### [Work required]
Search the material for the word "فكما" and report each line where it turns up.
**** Task material ****
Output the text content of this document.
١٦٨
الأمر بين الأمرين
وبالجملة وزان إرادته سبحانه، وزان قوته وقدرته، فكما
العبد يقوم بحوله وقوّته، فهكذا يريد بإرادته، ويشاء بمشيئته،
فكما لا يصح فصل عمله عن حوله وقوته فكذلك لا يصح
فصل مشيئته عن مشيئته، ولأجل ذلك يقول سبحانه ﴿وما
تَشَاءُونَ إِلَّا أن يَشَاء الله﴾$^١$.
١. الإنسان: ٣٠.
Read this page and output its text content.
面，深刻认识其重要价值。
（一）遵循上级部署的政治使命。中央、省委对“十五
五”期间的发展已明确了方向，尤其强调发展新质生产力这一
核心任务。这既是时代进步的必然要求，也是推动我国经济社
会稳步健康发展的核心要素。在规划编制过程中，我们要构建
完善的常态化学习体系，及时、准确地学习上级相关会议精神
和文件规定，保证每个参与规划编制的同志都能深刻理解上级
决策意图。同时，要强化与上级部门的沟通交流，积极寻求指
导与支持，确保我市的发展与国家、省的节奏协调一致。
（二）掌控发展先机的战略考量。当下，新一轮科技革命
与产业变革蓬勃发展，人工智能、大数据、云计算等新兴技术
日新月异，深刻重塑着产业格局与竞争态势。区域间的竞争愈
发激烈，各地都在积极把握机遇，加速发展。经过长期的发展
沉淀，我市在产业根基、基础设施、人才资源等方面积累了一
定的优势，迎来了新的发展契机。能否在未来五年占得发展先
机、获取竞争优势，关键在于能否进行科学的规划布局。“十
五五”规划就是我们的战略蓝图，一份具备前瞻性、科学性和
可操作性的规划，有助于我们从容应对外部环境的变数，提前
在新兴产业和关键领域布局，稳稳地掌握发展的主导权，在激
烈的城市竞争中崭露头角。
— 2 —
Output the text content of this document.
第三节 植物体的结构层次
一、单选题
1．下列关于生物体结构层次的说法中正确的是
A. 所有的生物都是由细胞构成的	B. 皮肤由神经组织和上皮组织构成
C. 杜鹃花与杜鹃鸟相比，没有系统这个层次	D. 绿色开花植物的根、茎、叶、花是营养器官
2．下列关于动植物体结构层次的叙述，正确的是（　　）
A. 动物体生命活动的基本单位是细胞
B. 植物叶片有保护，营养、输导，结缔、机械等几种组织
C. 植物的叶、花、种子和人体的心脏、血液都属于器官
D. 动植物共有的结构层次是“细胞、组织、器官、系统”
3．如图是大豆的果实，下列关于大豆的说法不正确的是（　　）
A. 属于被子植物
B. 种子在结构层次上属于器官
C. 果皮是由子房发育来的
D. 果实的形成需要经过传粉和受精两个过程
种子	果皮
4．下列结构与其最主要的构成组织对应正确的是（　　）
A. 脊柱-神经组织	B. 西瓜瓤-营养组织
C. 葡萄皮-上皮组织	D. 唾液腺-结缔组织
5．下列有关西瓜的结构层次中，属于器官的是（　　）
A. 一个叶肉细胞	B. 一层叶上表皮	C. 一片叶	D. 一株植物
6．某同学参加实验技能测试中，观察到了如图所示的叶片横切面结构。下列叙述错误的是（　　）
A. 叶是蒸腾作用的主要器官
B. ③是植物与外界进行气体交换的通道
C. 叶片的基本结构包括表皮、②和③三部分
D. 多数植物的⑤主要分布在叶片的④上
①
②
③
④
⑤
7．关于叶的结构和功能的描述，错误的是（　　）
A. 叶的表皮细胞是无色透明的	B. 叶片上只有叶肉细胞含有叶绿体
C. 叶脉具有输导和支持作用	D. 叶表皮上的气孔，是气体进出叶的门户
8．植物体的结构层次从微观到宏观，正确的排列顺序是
****
### [Response]
وبالجملة وزان إرادته سبحانه، وزان قوته وقدرته، فكما
فكما لا يصح فصل عمله عن حوله وقوته فكذلك لا يصح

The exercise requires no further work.